Gather the lines below that include the string "Studies", copying each in full.

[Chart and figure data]
● ● ● ●

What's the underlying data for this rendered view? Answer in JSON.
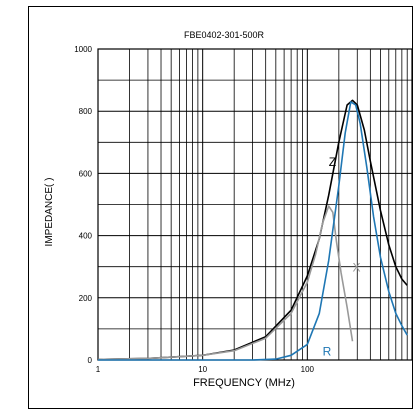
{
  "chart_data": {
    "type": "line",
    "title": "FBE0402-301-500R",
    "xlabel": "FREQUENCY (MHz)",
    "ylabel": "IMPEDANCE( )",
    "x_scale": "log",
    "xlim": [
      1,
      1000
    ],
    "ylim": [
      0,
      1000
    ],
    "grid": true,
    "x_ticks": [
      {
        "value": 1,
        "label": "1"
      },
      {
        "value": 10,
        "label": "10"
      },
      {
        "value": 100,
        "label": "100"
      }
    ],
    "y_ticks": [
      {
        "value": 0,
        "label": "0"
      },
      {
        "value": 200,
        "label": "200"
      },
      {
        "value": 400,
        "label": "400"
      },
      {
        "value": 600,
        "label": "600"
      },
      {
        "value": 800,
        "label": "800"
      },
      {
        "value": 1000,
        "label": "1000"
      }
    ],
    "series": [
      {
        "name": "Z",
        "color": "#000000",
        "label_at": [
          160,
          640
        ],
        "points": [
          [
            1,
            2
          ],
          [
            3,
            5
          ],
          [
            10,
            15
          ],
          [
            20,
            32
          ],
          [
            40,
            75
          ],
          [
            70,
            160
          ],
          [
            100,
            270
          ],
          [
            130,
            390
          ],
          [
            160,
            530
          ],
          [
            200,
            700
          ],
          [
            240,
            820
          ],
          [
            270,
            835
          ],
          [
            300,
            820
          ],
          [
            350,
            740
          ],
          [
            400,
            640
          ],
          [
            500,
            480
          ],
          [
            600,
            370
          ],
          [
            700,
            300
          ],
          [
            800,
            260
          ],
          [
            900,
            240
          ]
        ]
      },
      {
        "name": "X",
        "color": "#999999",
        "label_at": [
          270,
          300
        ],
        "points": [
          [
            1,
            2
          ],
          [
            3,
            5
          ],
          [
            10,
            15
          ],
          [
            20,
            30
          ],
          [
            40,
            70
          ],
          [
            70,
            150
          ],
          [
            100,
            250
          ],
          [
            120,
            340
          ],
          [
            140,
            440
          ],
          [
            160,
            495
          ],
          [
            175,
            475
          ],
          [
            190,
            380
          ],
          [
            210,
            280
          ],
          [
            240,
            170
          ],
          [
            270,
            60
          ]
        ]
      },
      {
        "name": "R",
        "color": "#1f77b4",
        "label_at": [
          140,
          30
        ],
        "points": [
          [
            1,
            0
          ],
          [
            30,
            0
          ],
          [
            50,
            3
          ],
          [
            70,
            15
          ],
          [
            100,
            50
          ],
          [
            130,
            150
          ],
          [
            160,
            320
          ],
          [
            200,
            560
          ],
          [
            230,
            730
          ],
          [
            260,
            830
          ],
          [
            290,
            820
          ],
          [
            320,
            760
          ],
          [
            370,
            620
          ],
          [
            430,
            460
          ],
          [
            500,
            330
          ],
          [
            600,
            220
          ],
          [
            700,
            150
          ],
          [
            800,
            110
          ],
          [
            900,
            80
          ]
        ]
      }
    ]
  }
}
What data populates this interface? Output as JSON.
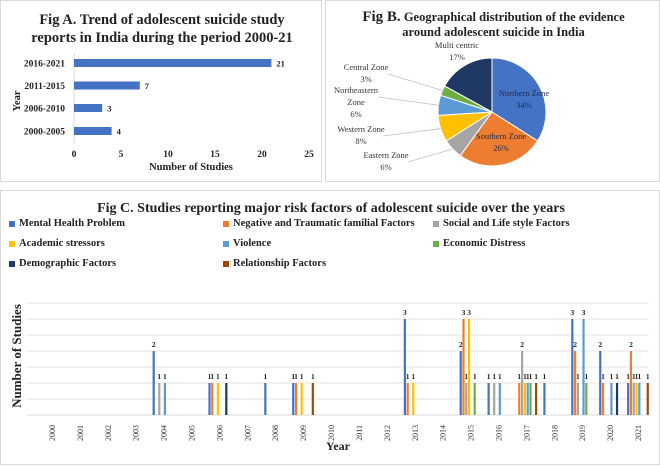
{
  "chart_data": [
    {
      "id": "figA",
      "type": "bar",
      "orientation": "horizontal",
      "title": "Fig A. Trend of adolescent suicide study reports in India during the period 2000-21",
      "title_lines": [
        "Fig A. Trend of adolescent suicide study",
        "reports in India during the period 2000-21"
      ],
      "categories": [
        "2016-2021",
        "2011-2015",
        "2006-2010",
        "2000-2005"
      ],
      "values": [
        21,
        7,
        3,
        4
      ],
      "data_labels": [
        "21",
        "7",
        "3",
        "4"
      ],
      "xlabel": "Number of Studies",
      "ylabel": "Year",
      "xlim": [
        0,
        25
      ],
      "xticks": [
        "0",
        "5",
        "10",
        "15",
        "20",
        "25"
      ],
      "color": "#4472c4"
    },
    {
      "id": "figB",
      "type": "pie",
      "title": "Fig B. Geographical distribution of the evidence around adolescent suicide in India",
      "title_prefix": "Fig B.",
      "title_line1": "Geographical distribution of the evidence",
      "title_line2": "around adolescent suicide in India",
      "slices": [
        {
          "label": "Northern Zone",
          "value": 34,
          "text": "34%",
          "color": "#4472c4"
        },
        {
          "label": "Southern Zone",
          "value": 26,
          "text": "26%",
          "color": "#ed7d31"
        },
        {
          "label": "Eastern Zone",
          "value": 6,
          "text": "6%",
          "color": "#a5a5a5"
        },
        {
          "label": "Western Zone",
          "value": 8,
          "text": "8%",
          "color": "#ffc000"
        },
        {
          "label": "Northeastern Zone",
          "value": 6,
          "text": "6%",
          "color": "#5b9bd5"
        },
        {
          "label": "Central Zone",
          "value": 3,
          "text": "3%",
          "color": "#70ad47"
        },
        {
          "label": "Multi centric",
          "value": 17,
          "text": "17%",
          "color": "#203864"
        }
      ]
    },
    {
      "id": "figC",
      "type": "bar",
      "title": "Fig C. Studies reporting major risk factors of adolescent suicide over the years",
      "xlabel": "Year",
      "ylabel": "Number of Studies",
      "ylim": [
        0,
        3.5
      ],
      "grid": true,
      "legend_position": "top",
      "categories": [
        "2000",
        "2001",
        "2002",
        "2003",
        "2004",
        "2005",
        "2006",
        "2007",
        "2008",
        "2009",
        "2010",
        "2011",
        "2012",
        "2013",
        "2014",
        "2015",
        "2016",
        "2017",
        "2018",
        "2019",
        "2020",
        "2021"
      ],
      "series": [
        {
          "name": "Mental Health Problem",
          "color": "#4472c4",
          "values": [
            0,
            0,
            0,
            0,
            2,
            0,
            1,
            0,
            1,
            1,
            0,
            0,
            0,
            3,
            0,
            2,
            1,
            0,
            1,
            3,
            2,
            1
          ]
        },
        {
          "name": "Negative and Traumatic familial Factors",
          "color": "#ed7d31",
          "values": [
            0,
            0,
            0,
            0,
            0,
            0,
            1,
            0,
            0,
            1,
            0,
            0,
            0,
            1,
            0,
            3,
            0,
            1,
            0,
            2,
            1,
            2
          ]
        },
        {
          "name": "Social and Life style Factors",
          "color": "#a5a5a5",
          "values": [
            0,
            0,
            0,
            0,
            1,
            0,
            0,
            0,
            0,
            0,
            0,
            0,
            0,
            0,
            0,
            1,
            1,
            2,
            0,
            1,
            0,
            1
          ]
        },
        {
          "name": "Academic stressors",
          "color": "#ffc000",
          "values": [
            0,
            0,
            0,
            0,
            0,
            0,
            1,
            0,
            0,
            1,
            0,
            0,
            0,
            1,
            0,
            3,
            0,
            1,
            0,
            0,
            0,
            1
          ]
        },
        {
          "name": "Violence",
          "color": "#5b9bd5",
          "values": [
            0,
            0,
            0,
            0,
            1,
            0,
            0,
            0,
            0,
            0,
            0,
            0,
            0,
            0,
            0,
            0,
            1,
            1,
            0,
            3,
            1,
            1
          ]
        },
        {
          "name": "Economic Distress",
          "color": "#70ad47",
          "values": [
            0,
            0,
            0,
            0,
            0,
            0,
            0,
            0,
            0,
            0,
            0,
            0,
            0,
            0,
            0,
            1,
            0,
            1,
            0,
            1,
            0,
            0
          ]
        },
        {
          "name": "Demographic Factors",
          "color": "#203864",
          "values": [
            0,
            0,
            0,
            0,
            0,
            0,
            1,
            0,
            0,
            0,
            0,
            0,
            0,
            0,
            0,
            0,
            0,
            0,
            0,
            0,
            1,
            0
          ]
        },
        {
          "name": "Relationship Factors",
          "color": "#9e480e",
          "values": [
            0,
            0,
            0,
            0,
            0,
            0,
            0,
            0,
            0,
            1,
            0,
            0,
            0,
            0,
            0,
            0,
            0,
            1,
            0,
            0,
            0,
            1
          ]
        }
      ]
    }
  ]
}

● ● ● ●

(Written solution):
      "xlabel": "Number of Studies",
      "title": "Fig C. Studies reporting major risk factors of adolescent suicide over the years",
      "ylabel": "Number of Studies",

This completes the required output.